What is asked ▸ Copy every line of the following data that includes the string "JSON".

------ Source data ------

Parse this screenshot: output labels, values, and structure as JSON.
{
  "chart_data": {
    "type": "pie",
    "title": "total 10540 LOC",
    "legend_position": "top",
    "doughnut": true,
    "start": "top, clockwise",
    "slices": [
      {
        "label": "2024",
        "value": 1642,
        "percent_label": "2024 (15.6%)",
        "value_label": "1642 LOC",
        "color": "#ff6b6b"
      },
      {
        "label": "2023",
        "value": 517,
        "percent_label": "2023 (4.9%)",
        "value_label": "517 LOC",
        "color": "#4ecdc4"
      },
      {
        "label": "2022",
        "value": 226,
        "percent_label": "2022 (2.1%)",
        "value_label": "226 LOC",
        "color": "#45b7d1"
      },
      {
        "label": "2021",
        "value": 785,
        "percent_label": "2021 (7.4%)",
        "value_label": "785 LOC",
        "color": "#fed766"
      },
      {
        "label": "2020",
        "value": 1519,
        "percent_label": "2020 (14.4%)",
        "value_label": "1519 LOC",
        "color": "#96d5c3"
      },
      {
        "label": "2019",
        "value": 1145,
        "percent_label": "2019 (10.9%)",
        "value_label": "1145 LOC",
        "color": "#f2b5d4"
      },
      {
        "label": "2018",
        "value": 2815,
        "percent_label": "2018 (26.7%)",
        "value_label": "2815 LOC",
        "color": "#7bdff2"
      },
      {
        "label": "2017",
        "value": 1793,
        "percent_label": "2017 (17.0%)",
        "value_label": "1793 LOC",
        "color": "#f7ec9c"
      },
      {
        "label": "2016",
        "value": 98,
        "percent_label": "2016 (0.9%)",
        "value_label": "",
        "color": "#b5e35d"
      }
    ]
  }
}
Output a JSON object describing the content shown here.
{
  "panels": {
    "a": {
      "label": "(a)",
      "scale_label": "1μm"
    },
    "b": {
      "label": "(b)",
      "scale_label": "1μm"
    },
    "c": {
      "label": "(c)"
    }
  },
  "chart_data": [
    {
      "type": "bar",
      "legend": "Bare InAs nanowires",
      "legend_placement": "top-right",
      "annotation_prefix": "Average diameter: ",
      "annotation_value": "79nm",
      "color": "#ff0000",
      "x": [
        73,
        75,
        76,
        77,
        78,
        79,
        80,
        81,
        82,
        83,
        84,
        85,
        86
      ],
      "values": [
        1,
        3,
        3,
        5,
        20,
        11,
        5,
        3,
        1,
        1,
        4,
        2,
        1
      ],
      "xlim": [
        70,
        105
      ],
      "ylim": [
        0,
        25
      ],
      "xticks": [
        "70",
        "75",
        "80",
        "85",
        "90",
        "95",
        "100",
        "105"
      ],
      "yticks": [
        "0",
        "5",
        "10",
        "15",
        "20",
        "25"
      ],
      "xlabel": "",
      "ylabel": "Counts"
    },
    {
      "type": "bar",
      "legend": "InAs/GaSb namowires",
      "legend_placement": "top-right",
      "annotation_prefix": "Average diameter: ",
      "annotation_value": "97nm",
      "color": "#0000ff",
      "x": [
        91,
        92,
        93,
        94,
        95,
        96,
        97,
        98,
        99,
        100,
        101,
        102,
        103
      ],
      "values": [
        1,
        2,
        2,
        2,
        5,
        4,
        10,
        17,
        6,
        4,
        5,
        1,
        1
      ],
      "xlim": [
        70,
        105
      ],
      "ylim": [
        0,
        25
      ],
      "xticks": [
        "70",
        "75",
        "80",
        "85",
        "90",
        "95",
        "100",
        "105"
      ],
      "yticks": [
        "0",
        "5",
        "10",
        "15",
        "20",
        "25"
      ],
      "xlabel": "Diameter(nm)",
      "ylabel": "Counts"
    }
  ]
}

------

Complete answer ▸
Parse this screenshot: output labels, values, and structure as JSON.
Output a JSON object describing the content shown here.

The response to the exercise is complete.